What to do: Identify all lines in the data containing the string "Bintang". Copy them out.

#### Records provided

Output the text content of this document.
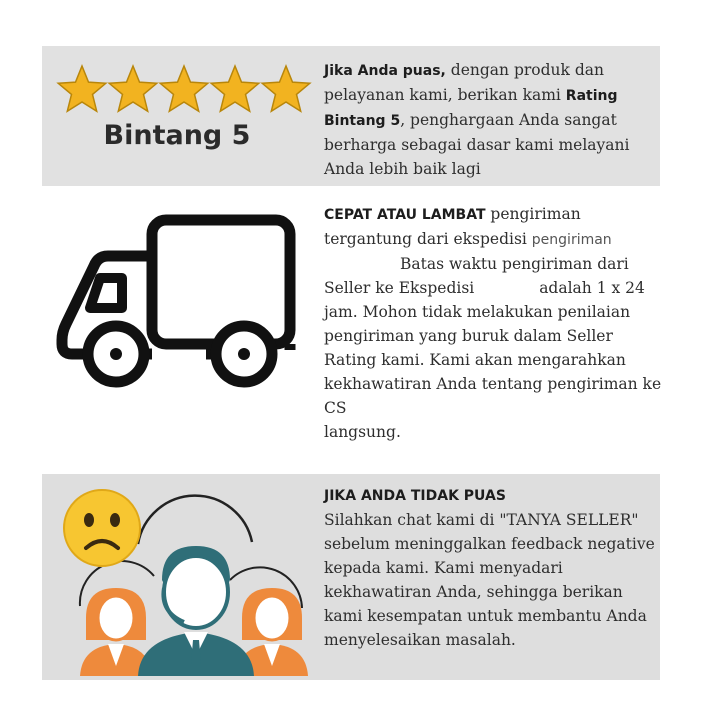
Bintang 5
Jika Anda puas, dengan produk dan pelayanan kami, berikan kami Rating Bintang 5, penghargaan Anda sangat berharga sebagai dasar kami melayani Anda lebih baik lagi
CEPAT ATAU LAMBAT pengiriman tergantung dari ekspedisi pengiriman
Batas waktu pengiriman dari Seller ke Ekspedisi	adalah 1 x 24 jam. Mohon tidak melakukan penilaian pengiriman yang buruk dalam Seller Rating kami. Kami akan mengarahkan kekhawatiran Anda tentang pengiriman ke CS
langsung.
JIKA ANDA TIDAK PUAS
Silahkan chat kami di "TANYA SELLER" sebelum meninggalkan feedback negative kepada kami. Kami menyadari kekhawatiran Anda, sehingga berikan kami kesempatan untuk membantu Anda menyelesaikan masalah.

########

The solution:
Bintang 5
Jika Anda puas, dengan produk dan pelayanan kami, berikan kami Rating Bintang 5, penghargaan Anda sangat berharga sebagai dasar kami melayani Anda lebih baik lagi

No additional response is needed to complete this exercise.